Extracted information:
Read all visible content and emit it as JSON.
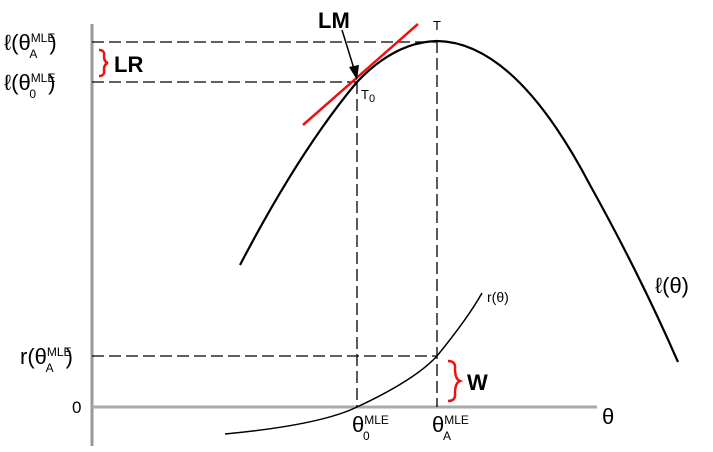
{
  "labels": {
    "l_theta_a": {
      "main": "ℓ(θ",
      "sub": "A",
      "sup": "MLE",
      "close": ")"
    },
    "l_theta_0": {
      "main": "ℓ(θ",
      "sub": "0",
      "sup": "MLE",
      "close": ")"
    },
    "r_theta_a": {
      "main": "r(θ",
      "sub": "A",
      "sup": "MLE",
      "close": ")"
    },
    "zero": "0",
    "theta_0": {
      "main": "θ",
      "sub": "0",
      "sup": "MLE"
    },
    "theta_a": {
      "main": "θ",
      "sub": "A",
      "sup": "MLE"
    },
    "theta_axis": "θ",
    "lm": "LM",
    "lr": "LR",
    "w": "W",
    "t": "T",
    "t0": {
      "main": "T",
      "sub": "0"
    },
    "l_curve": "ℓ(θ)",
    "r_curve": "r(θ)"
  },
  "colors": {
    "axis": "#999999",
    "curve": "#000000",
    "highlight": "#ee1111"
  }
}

Given problem:
Return to the listing above and set it down exactly, leaving out its pictures.

Final result:
Read all visible content and emit it as JSON.
{
  "labels": {
    "l_theta_a": {
      "main": "ℓ(θ",
      "sub": "A",
      "sup": "MLE",
      "close": ")"
    },
    "l_theta_0": {
      "main": "ℓ(θ",
      "sub": "0",
      "sup": "MLE",
      "close": ")"
    },
    "r_theta_a": {
      "main": "r(θ",
      "sub": "A",
      "sup": "MLE",
      "close": ")"
    },
    "zero": "0",
    "theta_0": {
      "main": "θ",
      "sub": "0",
      "sup": "MLE"
    },
    "theta_a": {
      "main": "θ",
      "sub": "A",
      "sup": "MLE"
    },
    "theta_axis": "θ",
    "lm": "LM",
    "lr": "LR",
    "w": "W",
    "t": "T",
    "t0": {
      "main": "T",
      "sub": "0"
    },
    "l_curve": "ℓ(θ)",
    "r_curve": "r(θ)"
  },
  "colors": {
    "axis": "#999999",
    "curve": "#000000",
    "highlight": "#ee1111"
  }
}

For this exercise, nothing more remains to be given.